=== Written instruction ===
Write out the records beneath this line exactly as they appear, minus any images.

=== Information shown ===
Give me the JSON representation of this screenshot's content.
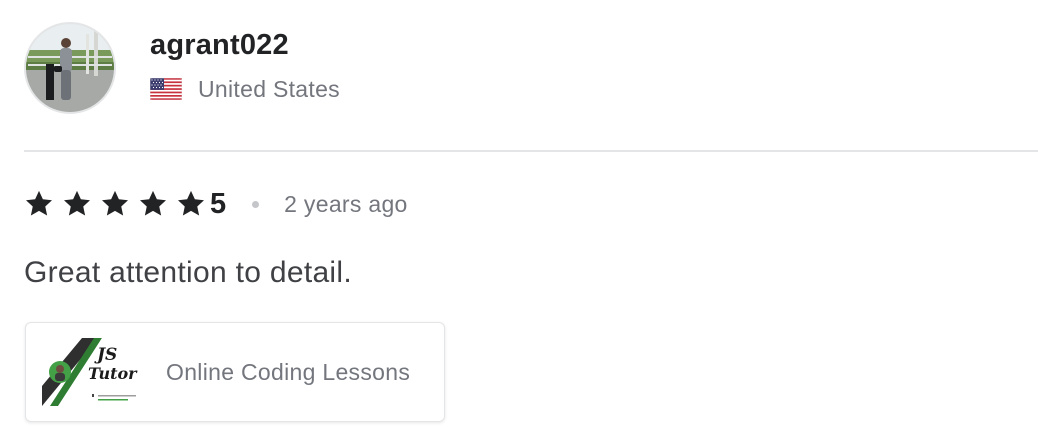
{
  "reviewer": {
    "username": "agrant022",
    "country": "United States",
    "flag_icon": "us-flag-icon"
  },
  "review": {
    "rating_stars": 5,
    "rating_label": "5",
    "time_ago": "2 years ago",
    "text": "Great attention to detail.",
    "star_color": "#222325"
  },
  "gig": {
    "title": "Online Coding Lessons",
    "thumbnail_text_line1": "JS",
    "thumbnail_text_line2": "Tutor",
    "thumbnail_accent": "#2e7d32"
  },
  "colors": {
    "text_primary": "#222325",
    "text_secondary": "#74767e",
    "divider": "#e4e5e7"
  }
}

=== Output of the task ===
Give me the JSON representation of this screenshot's content.
{
  "reviewer": {
    "username": "agrant022",
    "country": "United States",
    "flag_icon": "us-flag-icon"
  },
  "review": {
    "rating_stars": 5,
    "rating_label": "5",
    "time_ago": "2 years ago",
    "text": "Great attention to detail.",
    "star_color": "#222325"
  },
  "gig": {
    "title": "Online Coding Lessons",
    "thumbnail_text_line1": "JS",
    "thumbnail_text_line2": "Tutor",
    "thumbnail_accent": "#2e7d32"
  },
  "colors": {
    "text_primary": "#222325",
    "text_secondary": "#74767e",
    "divider": "#e4e5e7"
  }
}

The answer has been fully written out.